**Work instructions:** Give the number of lines in the records below that include "Cash". Reply with that number alone.

---*---

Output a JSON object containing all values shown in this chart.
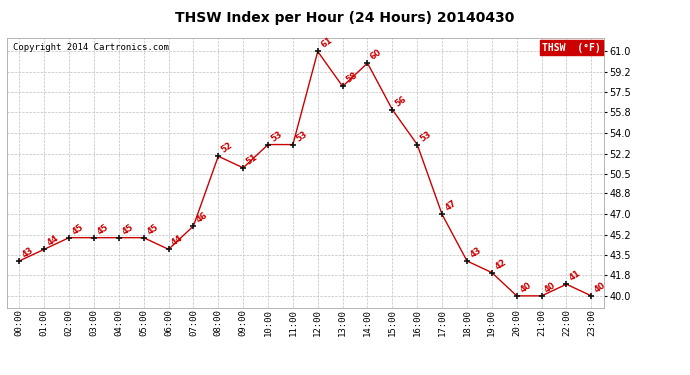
{
  "title": "THSW Index per Hour (24 Hours) 20140430",
  "copyright": "Copyright 2014 Cartronics.com",
  "legend_label": "THSW  (°F)",
  "hours": [
    "00:00",
    "01:00",
    "02:00",
    "03:00",
    "04:00",
    "05:00",
    "06:00",
    "07:00",
    "08:00",
    "09:00",
    "10:00",
    "11:00",
    "12:00",
    "13:00",
    "14:00",
    "15:00",
    "16:00",
    "17:00",
    "18:00",
    "19:00",
    "20:00",
    "21:00",
    "22:00",
    "23:00"
  ],
  "values": [
    43,
    44,
    45,
    45,
    45,
    45,
    44,
    46,
    52,
    51,
    53,
    53,
    61,
    58,
    60,
    56,
    53,
    47,
    43,
    42,
    40,
    40,
    41,
    40
  ],
  "line_color": "#cc0000",
  "marker_color": "#111111",
  "label_color": "#cc0000",
  "bg_color": "#ffffff",
  "grid_color": "#c0c0c0",
  "ylim_min": 39.0,
  "ylim_max": 62.2,
  "yticks": [
    40.0,
    41.8,
    43.5,
    45.2,
    47.0,
    48.8,
    50.5,
    52.2,
    54.0,
    55.8,
    57.5,
    59.2,
    61.0
  ],
  "legend_bg": "#cc0000",
  "legend_text_color": "#ffffff",
  "title_fontsize": 10,
  "copyright_fontsize": 6.5,
  "label_fontsize": 6,
  "tick_fontsize": 6.5,
  "ytick_fontsize": 7
}
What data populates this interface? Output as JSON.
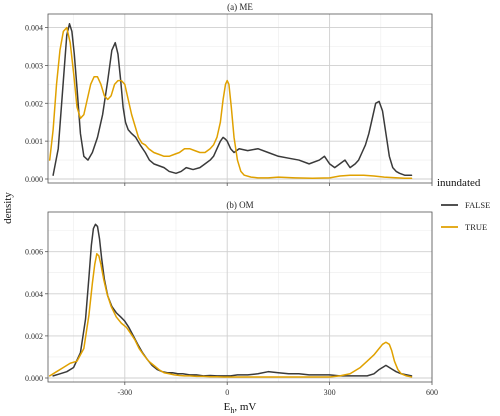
{
  "chart_data": {
    "type": "line",
    "xlabel_base": "E",
    "xlabel_sub": "h",
    "xlabel_rest": ", mV",
    "ylabel": "density",
    "xlim": [
      -525,
      600
    ],
    "xticks": [
      "-300",
      "0",
      "300",
      "600"
    ],
    "xtick_values": [
      -300,
      0,
      300,
      600
    ],
    "legend_title": "inundated",
    "legend_position": "right",
    "grid": true,
    "colors": {
      "FALSE": "#3a3a3a",
      "TRUE": "#e0a100"
    },
    "panels": [
      {
        "title": "(a) ME",
        "ylim": [
          0,
          0.0042
        ],
        "yticks": [
          "0.000",
          "0.001",
          "0.002",
          "0.003",
          "0.004"
        ],
        "ytick_values": [
          0,
          0.001,
          0.002,
          0.003,
          0.004
        ],
        "series": [
          {
            "name": "FALSE",
            "x": [
              -510,
              -495,
              -480,
              -470,
              -462,
              -455,
              -448,
              -440,
              -430,
              -420,
              -408,
              -395,
              -380,
              -365,
              -350,
              -338,
              -328,
              -320,
              -312,
              -305,
              -298,
              -290,
              -280,
              -268,
              -255,
              -240,
              -228,
              -215,
              -200,
              -185,
              -170,
              -150,
              -135,
              -120,
              -100,
              -80,
              -65,
              -50,
              -40,
              -30,
              -20,
              -12,
              -5,
              0,
              10,
              20,
              35,
              60,
              90,
              120,
              150,
              180,
              210,
              240,
              270,
              285,
              300,
              315,
              330,
              345,
              360,
              375,
              385,
              395,
              405,
              415,
              425,
              435,
              445,
              455,
              465,
              475,
              485,
              495,
              505,
              520,
              540
            ],
            "y": [
              0.0001,
              0.0008,
              0.0026,
              0.0038,
              0.0041,
              0.0039,
              0.0033,
              0.0024,
              0.0012,
              0.0006,
              0.0005,
              0.0007,
              0.0011,
              0.0017,
              0.0026,
              0.0034,
              0.0036,
              0.0033,
              0.0026,
              0.0019,
              0.0015,
              0.0013,
              0.0012,
              0.0011,
              0.0009,
              0.0007,
              0.0005,
              0.0004,
              0.00035,
              0.0003,
              0.0002,
              0.00015,
              0.0002,
              0.0003,
              0.00025,
              0.0003,
              0.0004,
              0.0005,
              0.0006,
              0.0008,
              0.001,
              0.0011,
              0.00105,
              0.001,
              0.0008,
              0.0007,
              0.0008,
              0.00075,
              0.0008,
              0.0007,
              0.0006,
              0.00055,
              0.0005,
              0.0004,
              0.0005,
              0.0006,
              0.0004,
              0.0003,
              0.0004,
              0.0005,
              0.0003,
              0.0004,
              0.0005,
              0.0007,
              0.0009,
              0.0012,
              0.0016,
              0.002,
              0.00205,
              0.0018,
              0.0012,
              0.0006,
              0.0003,
              0.0002,
              0.00015,
              0.0001,
              0.0001
            ]
          },
          {
            "name": "TRUE",
            "x": [
              -520,
              -510,
              -500,
              -490,
              -480,
              -470,
              -460,
              -450,
              -440,
              -430,
              -420,
              -410,
              -400,
              -390,
              -380,
              -370,
              -360,
              -350,
              -340,
              -330,
              -320,
              -310,
              -300,
              -290,
              -280,
              -270,
              -260,
              -250,
              -240,
              -230,
              -215,
              -200,
              -185,
              -170,
              -155,
              -140,
              -125,
              -110,
              -95,
              -80,
              -65,
              -50,
              -40,
              -30,
              -20,
              -12,
              -5,
              0,
              5,
              12,
              20,
              30,
              40,
              50,
              70,
              90,
              120,
              150,
              200,
              250,
              300,
              330,
              360,
              380,
              400,
              430,
              460,
              480,
              500,
              520,
              540
            ],
            "y": [
              0.0005,
              0.0013,
              0.0025,
              0.0034,
              0.0039,
              0.004,
              0.0036,
              0.0028,
              0.0019,
              0.0016,
              0.0017,
              0.0021,
              0.0025,
              0.0027,
              0.0027,
              0.0025,
              0.0022,
              0.0021,
              0.0022,
              0.0025,
              0.0026,
              0.0026,
              0.0025,
              0.0021,
              0.0017,
              0.0014,
              0.0011,
              0.00095,
              0.0009,
              0.0008,
              0.0007,
              0.00065,
              0.0006,
              0.0006,
              0.00065,
              0.0007,
              0.0008,
              0.0008,
              0.00075,
              0.0007,
              0.0007,
              0.0008,
              0.0009,
              0.0011,
              0.0015,
              0.0021,
              0.0025,
              0.0026,
              0.0025,
              0.0019,
              0.0011,
              0.0005,
              0.0002,
              0.0001,
              5e-05,
              3e-05,
              3e-05,
              5e-05,
              3e-05,
              2e-05,
              3e-05,
              8e-05,
              0.0001,
              0.0001,
              0.0001,
              8e-05,
              5e-05,
              4e-05,
              3e-05,
              2e-05,
              2e-05
            ]
          }
        ]
      },
      {
        "title": "(b) OM",
        "ylim": [
          0,
          0.0076
        ],
        "yticks": [
          "0.000",
          "0.002",
          "0.004",
          "0.006"
        ],
        "ytick_values": [
          0,
          0.002,
          0.004,
          0.006
        ],
        "series": [
          {
            "name": "FALSE",
            "x": [
              -510,
              -490,
              -470,
              -450,
              -430,
              -415,
              -405,
              -398,
              -392,
              -386,
              -380,
              -374,
              -368,
              -360,
              -350,
              -338,
              -325,
              -312,
              -300,
              -288,
              -275,
              -262,
              -248,
              -235,
              -220,
              -205,
              -190,
              -175,
              -160,
              -145,
              -130,
              -110,
              -90,
              -70,
              -50,
              -30,
              -10,
              10,
              30,
              60,
              90,
              120,
              150,
              180,
              210,
              240,
              270,
              300,
              330,
              360,
              390,
              410,
              430,
              445,
              455,
              465,
              475,
              485,
              495,
              510,
              540
            ],
            "y": [
              0.0001,
              0.0002,
              0.0003,
              0.0005,
              0.0012,
              0.0028,
              0.0048,
              0.0063,
              0.0071,
              0.0073,
              0.0072,
              0.0066,
              0.0057,
              0.0047,
              0.0039,
              0.0034,
              0.0031,
              0.0029,
              0.0027,
              0.0024,
              0.002,
              0.0016,
              0.0012,
              0.0009,
              0.0006,
              0.0004,
              0.0003,
              0.00025,
              0.00025,
              0.0002,
              0.0002,
              0.00015,
              0.00015,
              0.0001,
              0.00012,
              0.0001,
              0.0001,
              0.0001,
              0.00015,
              0.00015,
              0.0002,
              0.0003,
              0.00025,
              0.0002,
              0.0002,
              0.00015,
              0.00015,
              0.00015,
              0.0001,
              0.0001,
              0.0001,
              0.0001,
              0.0002,
              0.0004,
              0.0005,
              0.0006,
              0.0005,
              0.0004,
              0.0003,
              0.0002,
              0.0001
            ]
          },
          {
            "name": "TRUE",
            "x": [
              -520,
              -500,
              -480,
              -460,
              -440,
              -420,
              -405,
              -395,
              -388,
              -382,
              -376,
              -370,
              -362,
              -352,
              -340,
              -325,
              -310,
              -295,
              -282,
              -270,
              -258,
              -245,
              -230,
              -215,
              -200,
              -185,
              -170,
              -155,
              -140,
              -125,
              -110,
              -90,
              -70,
              -50,
              -30,
              -10,
              10,
              30,
              60,
              90,
              120,
              150,
              180,
              210,
              240,
              270,
              300,
              330,
              360,
              390,
              410,
              430,
              445,
              455,
              465,
              475,
              482,
              490,
              500,
              510,
              525,
              540
            ],
            "y": [
              0.0001,
              0.0003,
              0.0005,
              0.0007,
              0.0008,
              0.0014,
              0.003,
              0.0045,
              0.0054,
              0.0059,
              0.0058,
              0.0054,
              0.0047,
              0.004,
              0.0034,
              0.0029,
              0.0026,
              0.0024,
              0.0021,
              0.0018,
              0.0014,
              0.0011,
              0.0008,
              0.0006,
              0.0004,
              0.00025,
              0.0002,
              0.00015,
              0.00012,
              0.0001,
              0.0001,
              8e-05,
              8e-05,
              6e-05,
              6e-05,
              5e-05,
              5e-05,
              5e-05,
              5e-05,
              5e-05,
              5e-05,
              5e-05,
              5e-05,
              5e-05,
              5e-05,
              5e-05,
              5e-05,
              0.0001,
              0.0002,
              0.0005,
              0.0008,
              0.0011,
              0.0014,
              0.0016,
              0.0017,
              0.0016,
              0.0013,
              0.0008,
              0.0004,
              0.0002,
              0.0001,
              5e-05
            ]
          }
        ]
      }
    ]
  }
}
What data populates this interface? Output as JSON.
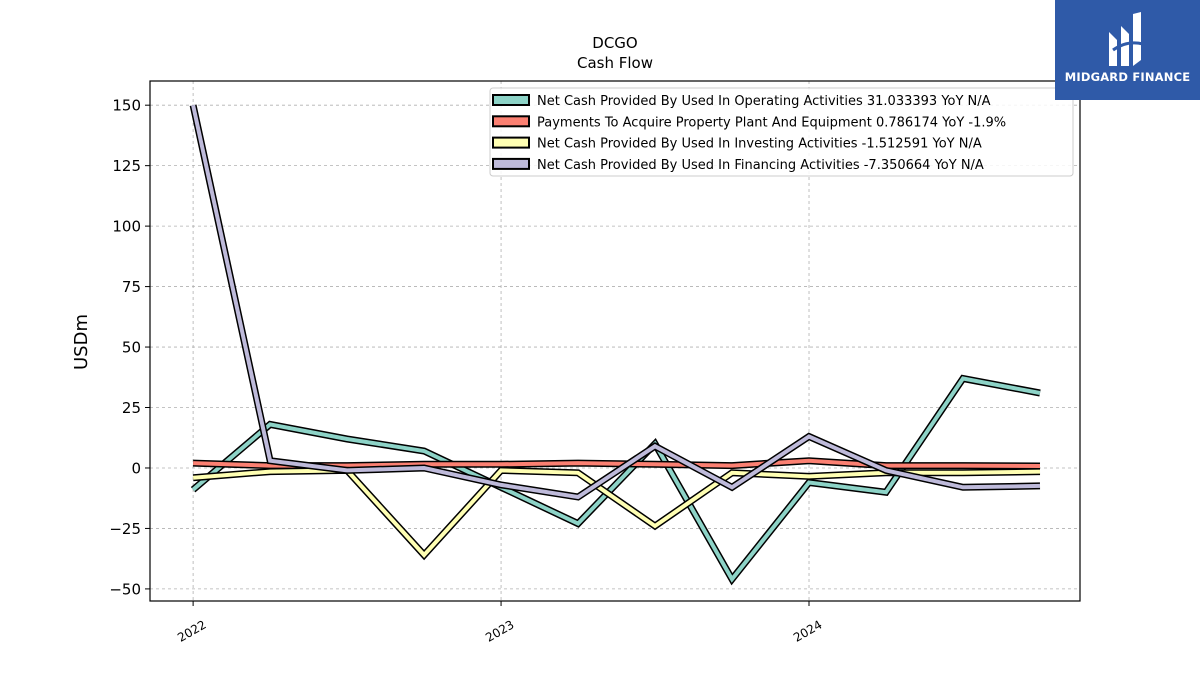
{
  "logo": {
    "text": "MIDGARD FINANCE",
    "bg_color": "#2f5aa8"
  },
  "chart_data": {
    "type": "line",
    "title": "DCGO",
    "subtitle": "Cash Flow",
    "xlabel": "",
    "ylabel": "USDm",
    "ylim": [
      -55,
      160
    ],
    "yticks": [
      -50,
      -25,
      0,
      25,
      50,
      75,
      100,
      125,
      150
    ],
    "ytick_labels": [
      "−50",
      "−25",
      "0",
      "25",
      "50",
      "75",
      "100",
      "125",
      "150"
    ],
    "xticks": [
      2022,
      2023,
      2024
    ],
    "xtick_labels": [
      "2022",
      "2023",
      "2024"
    ],
    "xlim": [
      2021.86,
      2024.88
    ],
    "grid": true,
    "legend_position": "top-right",
    "x": [
      2022.0,
      2022.25,
      2022.5,
      2022.75,
      2023.0,
      2023.25,
      2023.5,
      2023.75,
      2024.0,
      2024.25,
      2024.5,
      2024.75
    ],
    "series": [
      {
        "name": "Net Cash Provided By Used In Operating Activities",
        "legend_label": "Net Cash Provided By Used In Operating Activities  31.033393 YoY N/A",
        "color": "#8dd3c7",
        "values": [
          -9,
          18,
          12,
          7,
          -8,
          -23,
          10,
          -46,
          -6,
          -10,
          37,
          31
        ]
      },
      {
        "name": "Payments To Acquire Property Plant And Equipment",
        "legend_label": "Payments To Acquire Property Plant And Equipment  0.786174 YoY -1.9%",
        "color": "#fb8072",
        "values": [
          2,
          1,
          1,
          1.5,
          1.5,
          2,
          1.5,
          1,
          3,
          1,
          1,
          0.8
        ]
      },
      {
        "name": "Net Cash Provided By Used In Investing Activities",
        "legend_label": "Net Cash Provided By Used In Investing Activities  -1.512591 YoY N/A",
        "color": "#ffffb3",
        "values": [
          -4,
          -1.5,
          -1,
          -36,
          -1,
          -2,
          -24,
          -2,
          -3.5,
          -2,
          -2,
          -1.5
        ]
      },
      {
        "name": "Net Cash Provided By Used In Financing Activities",
        "legend_label": "Net Cash Provided By Used In Financing Activities  -7.350664 YoY N/A",
        "color": "#bebada",
        "values": [
          150,
          3,
          -1,
          0,
          -7,
          -12,
          9,
          -8,
          13,
          -1,
          -8,
          -7.4
        ]
      }
    ]
  }
}
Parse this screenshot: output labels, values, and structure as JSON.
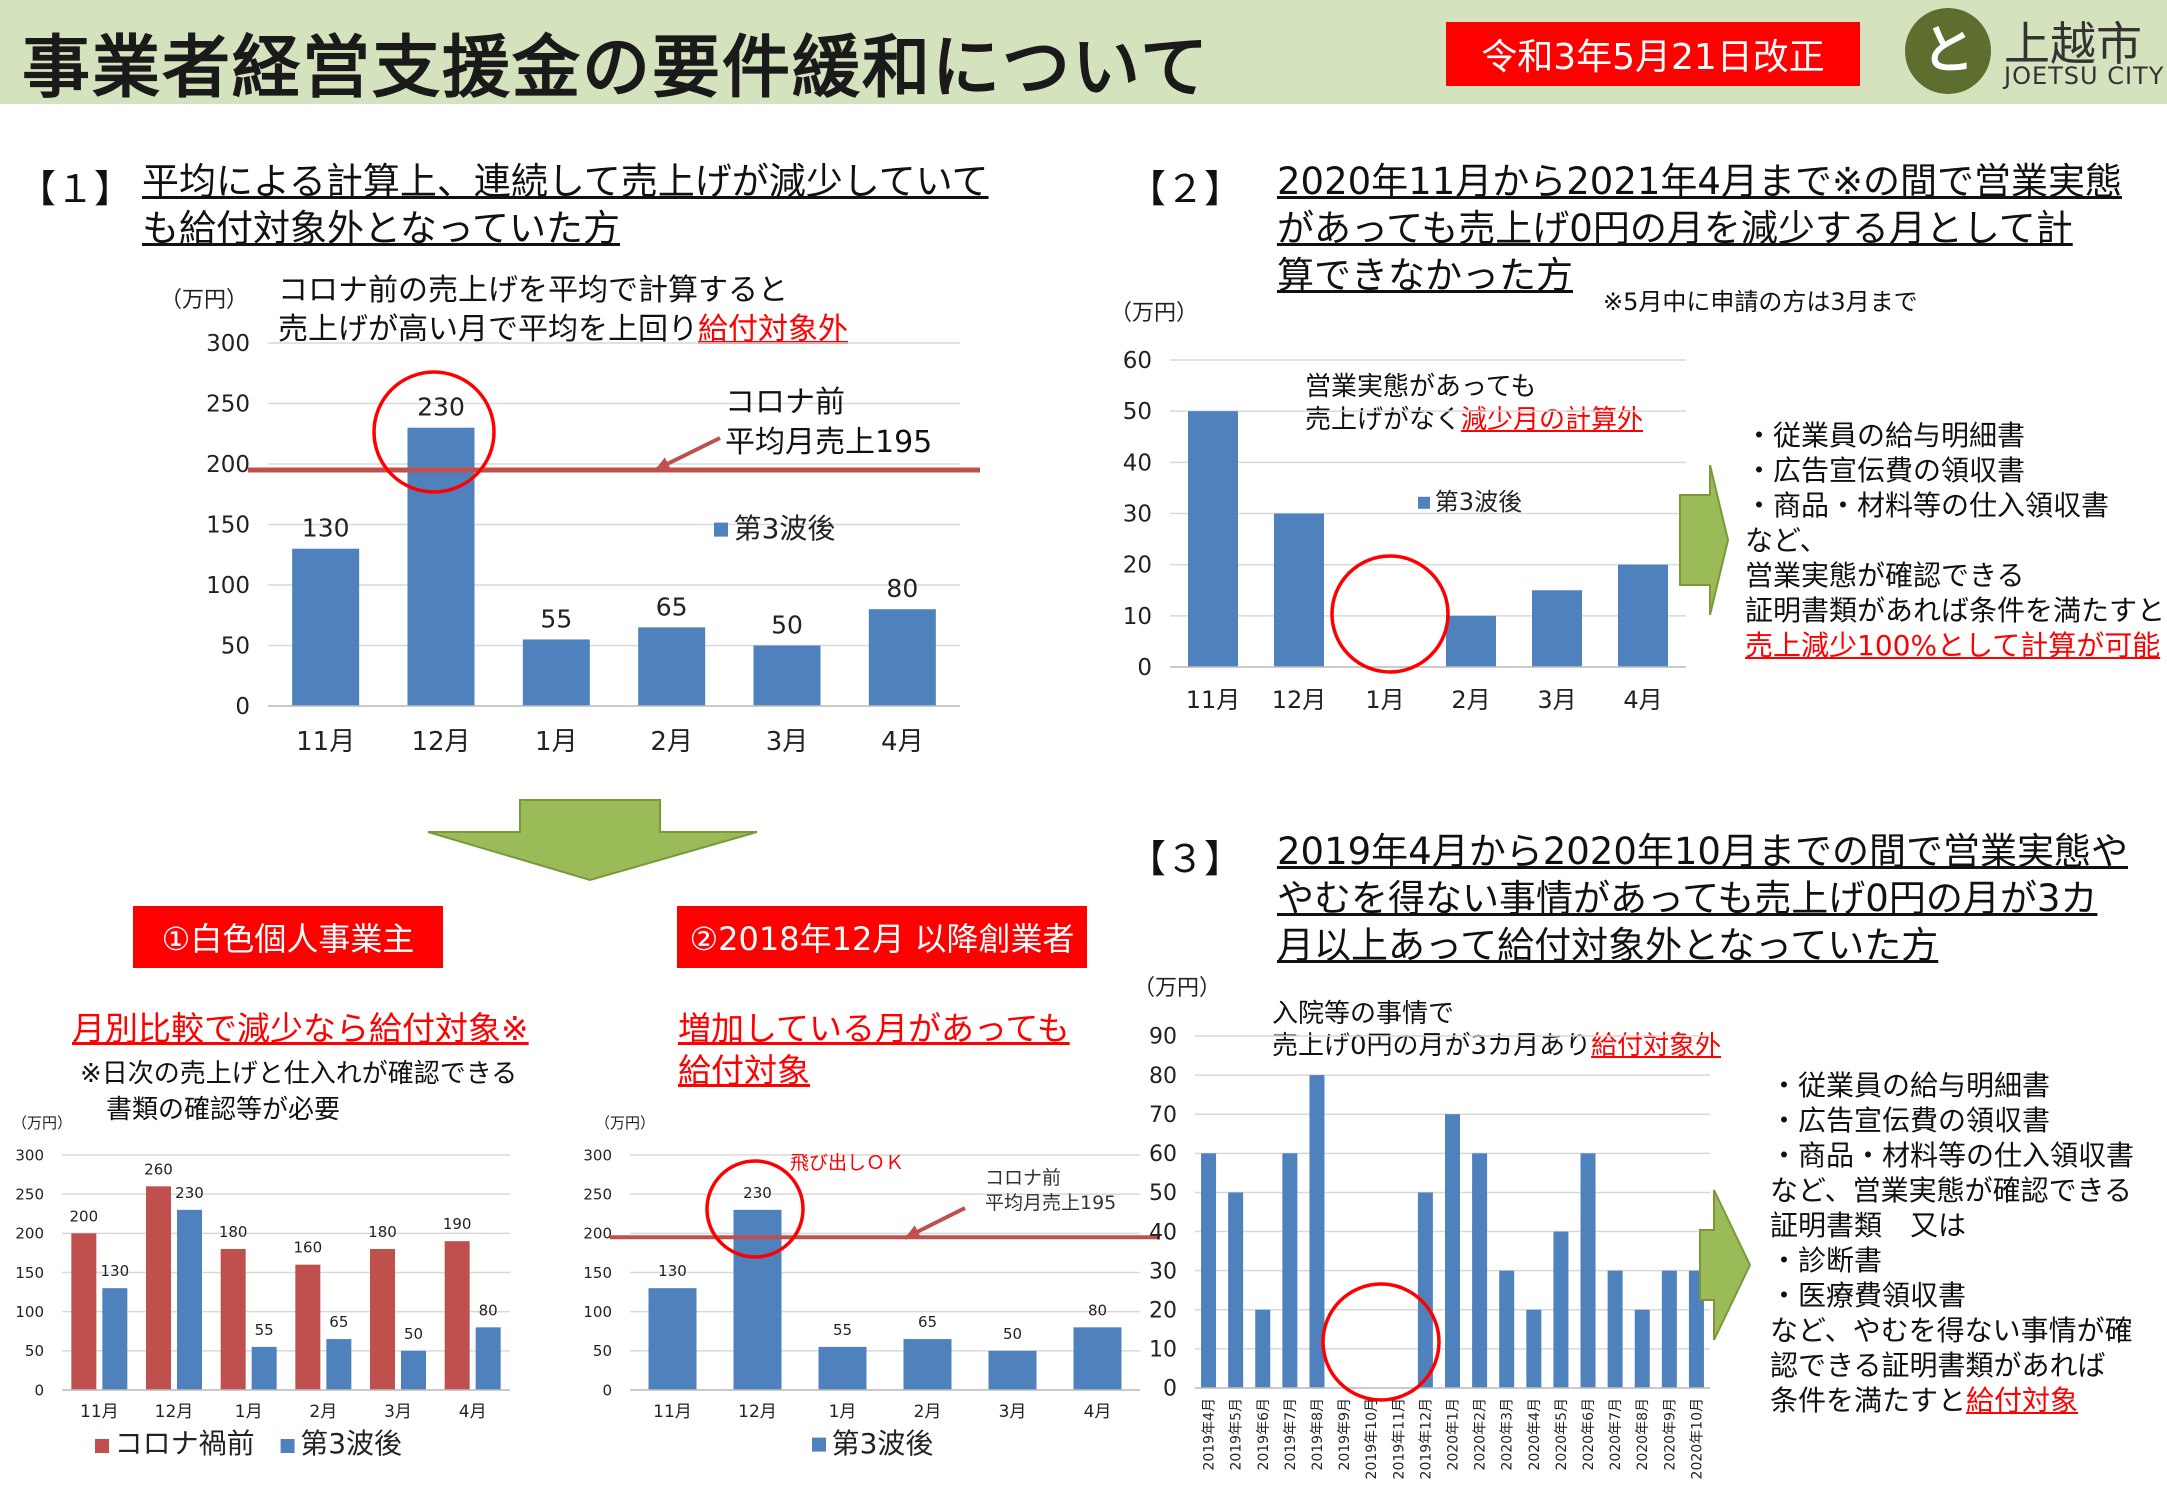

---*---

**Finished exercise:** 7